### The task
From the listing below, select every line where the word "Schiøtz" appears.

____ Supplied data

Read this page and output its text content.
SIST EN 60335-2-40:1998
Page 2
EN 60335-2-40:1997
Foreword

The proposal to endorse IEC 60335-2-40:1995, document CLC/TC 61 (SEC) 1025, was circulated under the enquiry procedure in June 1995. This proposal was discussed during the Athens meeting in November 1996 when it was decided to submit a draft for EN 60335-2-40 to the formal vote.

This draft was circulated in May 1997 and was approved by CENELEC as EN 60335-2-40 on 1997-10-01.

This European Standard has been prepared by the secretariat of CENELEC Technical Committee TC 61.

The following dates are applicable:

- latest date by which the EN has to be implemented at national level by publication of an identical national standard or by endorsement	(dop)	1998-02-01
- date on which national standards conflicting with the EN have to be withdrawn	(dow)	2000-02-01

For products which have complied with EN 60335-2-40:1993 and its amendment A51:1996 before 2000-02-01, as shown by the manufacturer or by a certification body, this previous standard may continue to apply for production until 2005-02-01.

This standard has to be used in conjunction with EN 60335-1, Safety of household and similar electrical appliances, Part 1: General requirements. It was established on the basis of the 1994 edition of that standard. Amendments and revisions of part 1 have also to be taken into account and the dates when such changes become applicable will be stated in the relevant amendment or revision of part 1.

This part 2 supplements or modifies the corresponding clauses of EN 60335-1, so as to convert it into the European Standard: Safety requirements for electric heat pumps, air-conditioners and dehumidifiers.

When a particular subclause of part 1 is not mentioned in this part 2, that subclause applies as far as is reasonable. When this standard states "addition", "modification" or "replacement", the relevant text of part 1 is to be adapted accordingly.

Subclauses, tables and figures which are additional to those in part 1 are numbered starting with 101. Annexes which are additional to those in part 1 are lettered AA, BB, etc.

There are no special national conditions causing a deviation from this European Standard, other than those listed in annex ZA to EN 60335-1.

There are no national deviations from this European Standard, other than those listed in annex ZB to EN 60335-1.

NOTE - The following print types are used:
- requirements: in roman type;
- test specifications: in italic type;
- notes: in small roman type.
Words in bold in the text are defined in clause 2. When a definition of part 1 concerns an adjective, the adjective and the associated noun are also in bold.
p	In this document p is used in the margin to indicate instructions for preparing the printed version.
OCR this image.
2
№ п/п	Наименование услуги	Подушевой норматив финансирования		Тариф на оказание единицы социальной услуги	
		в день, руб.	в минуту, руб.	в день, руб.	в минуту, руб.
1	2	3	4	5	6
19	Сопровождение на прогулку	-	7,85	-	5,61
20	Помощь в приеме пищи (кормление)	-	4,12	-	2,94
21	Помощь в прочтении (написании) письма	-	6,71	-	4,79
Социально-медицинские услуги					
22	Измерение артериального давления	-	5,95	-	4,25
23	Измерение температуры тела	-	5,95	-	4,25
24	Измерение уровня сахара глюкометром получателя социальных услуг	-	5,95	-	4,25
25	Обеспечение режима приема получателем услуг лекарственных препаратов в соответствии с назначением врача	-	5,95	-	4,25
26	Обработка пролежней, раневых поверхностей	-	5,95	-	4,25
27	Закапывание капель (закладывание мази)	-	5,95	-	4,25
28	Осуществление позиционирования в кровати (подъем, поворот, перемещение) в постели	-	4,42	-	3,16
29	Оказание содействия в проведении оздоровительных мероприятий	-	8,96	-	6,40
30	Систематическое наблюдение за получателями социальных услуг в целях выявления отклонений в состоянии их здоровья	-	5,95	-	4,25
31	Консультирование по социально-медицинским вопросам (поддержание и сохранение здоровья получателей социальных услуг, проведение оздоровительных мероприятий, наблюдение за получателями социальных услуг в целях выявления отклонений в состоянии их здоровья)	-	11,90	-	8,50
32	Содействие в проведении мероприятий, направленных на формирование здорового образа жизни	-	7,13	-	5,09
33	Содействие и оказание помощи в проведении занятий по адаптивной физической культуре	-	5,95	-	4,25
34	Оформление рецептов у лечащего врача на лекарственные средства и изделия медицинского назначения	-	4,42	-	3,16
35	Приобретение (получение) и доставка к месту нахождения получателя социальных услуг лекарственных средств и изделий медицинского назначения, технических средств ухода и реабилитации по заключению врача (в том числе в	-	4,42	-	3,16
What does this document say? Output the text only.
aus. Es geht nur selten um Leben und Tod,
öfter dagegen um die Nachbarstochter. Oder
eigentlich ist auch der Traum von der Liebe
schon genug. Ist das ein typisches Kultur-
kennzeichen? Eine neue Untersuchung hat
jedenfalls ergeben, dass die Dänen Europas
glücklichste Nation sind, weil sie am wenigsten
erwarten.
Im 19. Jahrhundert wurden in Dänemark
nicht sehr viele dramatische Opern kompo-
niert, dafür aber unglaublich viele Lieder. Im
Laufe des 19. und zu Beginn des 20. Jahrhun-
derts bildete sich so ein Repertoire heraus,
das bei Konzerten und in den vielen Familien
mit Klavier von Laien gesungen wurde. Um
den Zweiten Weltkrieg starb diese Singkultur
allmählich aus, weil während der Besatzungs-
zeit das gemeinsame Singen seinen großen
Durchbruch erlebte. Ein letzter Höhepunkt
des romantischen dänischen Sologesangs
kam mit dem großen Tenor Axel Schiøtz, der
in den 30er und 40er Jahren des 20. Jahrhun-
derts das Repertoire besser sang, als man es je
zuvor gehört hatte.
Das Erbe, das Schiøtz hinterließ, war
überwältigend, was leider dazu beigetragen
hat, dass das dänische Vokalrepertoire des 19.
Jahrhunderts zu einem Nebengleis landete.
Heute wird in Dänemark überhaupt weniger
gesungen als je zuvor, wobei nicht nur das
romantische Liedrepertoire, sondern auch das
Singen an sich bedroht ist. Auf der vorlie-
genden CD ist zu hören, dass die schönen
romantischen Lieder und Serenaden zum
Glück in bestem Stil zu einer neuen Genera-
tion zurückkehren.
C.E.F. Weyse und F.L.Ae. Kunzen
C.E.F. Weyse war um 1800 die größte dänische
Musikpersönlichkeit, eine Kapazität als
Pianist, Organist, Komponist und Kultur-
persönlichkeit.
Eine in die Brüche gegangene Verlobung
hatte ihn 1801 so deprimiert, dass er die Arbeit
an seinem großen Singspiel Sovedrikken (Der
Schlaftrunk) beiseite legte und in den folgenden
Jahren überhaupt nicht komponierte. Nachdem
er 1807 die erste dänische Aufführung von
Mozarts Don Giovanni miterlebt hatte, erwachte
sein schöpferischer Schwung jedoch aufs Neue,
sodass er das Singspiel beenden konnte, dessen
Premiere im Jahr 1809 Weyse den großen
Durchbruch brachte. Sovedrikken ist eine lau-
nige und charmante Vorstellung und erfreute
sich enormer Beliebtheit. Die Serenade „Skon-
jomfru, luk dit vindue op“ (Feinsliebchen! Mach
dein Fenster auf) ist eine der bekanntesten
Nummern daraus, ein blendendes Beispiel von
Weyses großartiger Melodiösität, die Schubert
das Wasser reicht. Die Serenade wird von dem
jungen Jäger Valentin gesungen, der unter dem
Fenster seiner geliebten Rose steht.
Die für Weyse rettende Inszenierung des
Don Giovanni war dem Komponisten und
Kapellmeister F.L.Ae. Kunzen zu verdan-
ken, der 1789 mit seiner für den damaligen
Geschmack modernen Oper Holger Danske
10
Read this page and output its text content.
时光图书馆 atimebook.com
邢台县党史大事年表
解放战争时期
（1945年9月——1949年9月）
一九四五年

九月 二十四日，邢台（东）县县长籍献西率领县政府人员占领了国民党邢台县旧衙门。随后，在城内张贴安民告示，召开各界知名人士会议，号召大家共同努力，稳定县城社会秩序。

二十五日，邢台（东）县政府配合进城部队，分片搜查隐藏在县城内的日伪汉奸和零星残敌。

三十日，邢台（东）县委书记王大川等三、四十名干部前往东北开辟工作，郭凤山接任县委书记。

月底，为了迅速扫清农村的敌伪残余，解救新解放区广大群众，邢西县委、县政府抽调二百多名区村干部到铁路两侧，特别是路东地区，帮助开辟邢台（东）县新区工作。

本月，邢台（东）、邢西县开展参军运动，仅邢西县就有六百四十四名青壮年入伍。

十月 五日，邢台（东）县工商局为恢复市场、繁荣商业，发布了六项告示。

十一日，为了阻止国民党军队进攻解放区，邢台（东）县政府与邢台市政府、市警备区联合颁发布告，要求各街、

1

________

### Answer below
kam mit dem großen Tenor Axel Schiøtz, der
Das Erbe, das Schiøtz hinterließ, war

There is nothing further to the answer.